#### [Work to complete]
Copy out every line that contains the word "рекламы".

#### [Data rows]
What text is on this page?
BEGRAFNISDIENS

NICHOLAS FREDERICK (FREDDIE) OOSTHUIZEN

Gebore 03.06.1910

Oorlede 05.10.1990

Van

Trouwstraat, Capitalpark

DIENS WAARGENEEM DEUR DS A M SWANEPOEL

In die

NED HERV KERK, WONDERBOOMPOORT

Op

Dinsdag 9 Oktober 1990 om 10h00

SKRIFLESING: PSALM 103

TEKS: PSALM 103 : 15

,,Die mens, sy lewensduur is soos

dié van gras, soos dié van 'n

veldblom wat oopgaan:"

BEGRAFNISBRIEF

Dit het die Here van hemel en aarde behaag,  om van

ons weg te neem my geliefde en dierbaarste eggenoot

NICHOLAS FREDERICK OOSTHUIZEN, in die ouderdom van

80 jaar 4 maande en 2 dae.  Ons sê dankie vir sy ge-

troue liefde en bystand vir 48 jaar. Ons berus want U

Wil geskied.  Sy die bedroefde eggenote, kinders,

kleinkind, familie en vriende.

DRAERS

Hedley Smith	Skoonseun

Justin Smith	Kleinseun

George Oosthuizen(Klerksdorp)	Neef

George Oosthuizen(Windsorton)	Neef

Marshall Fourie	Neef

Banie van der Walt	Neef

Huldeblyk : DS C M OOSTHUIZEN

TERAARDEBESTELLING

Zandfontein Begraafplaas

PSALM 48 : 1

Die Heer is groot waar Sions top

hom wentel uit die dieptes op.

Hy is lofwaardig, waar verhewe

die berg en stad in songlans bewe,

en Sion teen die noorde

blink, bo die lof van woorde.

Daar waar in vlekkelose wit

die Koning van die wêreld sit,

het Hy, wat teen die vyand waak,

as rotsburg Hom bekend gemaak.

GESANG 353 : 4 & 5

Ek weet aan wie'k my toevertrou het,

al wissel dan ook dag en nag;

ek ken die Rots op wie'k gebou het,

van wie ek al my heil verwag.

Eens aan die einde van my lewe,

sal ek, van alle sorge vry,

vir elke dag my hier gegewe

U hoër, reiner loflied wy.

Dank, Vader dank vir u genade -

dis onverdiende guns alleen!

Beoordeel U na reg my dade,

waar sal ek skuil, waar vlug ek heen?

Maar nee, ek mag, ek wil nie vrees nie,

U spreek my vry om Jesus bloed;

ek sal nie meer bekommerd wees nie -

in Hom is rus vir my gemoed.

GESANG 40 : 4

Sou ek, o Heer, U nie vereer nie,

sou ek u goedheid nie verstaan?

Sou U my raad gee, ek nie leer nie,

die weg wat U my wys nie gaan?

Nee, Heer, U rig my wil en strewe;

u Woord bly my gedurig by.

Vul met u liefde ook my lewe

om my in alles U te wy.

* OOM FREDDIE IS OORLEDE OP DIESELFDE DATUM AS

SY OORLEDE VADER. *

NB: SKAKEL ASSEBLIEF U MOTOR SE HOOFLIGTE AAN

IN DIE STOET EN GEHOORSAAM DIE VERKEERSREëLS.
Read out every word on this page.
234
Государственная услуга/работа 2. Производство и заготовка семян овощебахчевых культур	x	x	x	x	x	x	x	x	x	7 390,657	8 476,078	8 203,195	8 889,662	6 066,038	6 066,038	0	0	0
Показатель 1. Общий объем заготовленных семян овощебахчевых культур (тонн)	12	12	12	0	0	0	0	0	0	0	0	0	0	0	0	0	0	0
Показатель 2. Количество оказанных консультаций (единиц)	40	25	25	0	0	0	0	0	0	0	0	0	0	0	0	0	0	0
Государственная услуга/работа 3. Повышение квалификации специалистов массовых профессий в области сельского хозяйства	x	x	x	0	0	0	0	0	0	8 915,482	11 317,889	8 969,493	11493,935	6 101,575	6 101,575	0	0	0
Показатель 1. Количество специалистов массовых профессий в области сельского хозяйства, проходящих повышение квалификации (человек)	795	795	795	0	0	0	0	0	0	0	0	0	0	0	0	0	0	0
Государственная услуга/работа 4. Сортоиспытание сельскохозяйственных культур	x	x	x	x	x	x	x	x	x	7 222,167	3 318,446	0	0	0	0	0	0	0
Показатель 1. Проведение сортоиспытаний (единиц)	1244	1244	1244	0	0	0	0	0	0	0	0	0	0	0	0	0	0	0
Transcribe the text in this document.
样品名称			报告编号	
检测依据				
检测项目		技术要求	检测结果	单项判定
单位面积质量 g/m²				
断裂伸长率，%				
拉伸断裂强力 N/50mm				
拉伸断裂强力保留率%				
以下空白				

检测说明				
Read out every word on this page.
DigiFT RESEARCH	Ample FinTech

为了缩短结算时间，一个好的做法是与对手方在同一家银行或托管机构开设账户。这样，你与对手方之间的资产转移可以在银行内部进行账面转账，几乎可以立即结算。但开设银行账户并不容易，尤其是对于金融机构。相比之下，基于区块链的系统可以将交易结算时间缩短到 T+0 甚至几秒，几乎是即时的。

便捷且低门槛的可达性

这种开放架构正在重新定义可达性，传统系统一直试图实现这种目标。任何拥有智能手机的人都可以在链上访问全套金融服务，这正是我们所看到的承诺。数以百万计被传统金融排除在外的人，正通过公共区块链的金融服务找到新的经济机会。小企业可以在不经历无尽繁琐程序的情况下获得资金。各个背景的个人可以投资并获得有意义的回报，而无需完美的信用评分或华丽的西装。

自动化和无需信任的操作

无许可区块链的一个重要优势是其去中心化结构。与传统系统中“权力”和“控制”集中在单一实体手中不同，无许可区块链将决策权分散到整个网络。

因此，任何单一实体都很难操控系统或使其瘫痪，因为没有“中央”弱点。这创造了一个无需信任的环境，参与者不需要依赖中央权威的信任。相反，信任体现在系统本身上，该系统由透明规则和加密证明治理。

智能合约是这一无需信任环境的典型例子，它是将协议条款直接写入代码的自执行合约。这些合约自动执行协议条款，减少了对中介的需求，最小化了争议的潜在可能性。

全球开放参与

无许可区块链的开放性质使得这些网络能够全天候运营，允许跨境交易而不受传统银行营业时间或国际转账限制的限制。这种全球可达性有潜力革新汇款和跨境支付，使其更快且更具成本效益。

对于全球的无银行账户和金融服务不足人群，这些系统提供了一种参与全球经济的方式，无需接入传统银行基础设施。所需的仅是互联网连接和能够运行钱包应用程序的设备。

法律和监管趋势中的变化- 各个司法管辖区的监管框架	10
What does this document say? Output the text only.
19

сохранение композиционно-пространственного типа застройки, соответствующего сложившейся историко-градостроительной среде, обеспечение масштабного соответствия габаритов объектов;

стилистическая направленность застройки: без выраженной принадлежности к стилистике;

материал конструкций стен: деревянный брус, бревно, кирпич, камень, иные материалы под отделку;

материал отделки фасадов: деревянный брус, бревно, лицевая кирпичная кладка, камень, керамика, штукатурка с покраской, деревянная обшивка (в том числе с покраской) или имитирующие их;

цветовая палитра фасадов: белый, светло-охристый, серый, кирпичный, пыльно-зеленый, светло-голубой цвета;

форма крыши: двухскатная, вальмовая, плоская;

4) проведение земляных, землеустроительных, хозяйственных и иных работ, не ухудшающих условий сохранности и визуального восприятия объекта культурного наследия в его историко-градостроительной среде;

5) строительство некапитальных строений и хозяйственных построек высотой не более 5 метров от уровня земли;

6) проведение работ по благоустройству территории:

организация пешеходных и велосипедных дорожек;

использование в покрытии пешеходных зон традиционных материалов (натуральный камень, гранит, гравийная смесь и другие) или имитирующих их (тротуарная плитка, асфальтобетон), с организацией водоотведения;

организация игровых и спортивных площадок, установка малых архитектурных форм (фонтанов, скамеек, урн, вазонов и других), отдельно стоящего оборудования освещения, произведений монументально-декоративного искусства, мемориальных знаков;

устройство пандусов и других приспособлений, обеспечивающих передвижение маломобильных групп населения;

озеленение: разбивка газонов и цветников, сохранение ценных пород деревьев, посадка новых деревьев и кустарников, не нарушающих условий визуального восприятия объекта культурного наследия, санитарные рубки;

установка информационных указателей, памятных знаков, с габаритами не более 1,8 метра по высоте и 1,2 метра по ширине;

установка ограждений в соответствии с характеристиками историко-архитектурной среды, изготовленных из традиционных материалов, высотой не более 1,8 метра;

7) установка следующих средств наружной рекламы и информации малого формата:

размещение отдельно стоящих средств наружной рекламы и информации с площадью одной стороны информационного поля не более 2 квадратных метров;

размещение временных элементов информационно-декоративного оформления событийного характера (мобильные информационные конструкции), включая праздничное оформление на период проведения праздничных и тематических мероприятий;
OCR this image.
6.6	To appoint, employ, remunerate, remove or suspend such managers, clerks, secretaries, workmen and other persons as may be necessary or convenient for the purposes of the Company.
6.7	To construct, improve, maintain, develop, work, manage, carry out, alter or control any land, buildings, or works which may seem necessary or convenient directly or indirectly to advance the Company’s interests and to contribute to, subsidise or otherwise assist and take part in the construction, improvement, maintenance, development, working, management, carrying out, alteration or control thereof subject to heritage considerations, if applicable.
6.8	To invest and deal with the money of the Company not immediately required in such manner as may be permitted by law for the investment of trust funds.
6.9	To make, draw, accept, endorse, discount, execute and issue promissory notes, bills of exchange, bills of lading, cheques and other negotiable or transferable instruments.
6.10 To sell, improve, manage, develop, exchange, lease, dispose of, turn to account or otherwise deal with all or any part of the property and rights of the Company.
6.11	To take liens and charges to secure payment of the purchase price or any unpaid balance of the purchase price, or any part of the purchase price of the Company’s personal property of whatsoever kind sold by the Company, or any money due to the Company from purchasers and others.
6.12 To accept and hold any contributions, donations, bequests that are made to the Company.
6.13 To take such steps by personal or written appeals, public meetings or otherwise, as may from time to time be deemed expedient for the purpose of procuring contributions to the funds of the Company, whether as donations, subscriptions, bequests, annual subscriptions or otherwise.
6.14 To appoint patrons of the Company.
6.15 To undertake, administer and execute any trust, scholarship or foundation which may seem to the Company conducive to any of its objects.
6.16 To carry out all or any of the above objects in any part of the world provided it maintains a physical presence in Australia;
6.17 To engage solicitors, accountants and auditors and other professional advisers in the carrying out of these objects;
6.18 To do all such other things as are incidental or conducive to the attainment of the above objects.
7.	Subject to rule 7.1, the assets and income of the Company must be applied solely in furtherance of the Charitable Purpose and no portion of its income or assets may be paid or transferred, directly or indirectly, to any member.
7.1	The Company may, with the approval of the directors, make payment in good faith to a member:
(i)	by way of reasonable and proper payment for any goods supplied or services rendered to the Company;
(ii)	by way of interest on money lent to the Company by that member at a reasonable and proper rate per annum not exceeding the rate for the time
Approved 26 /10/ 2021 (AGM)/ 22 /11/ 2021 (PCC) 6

#### [Task response]
7) установка следующих средств наружной рекламы и информации малого формата:
размещение отдельно стоящих средств наружной рекламы и информации с площадью одной стороны информационного поля не более 2 квадратных метров;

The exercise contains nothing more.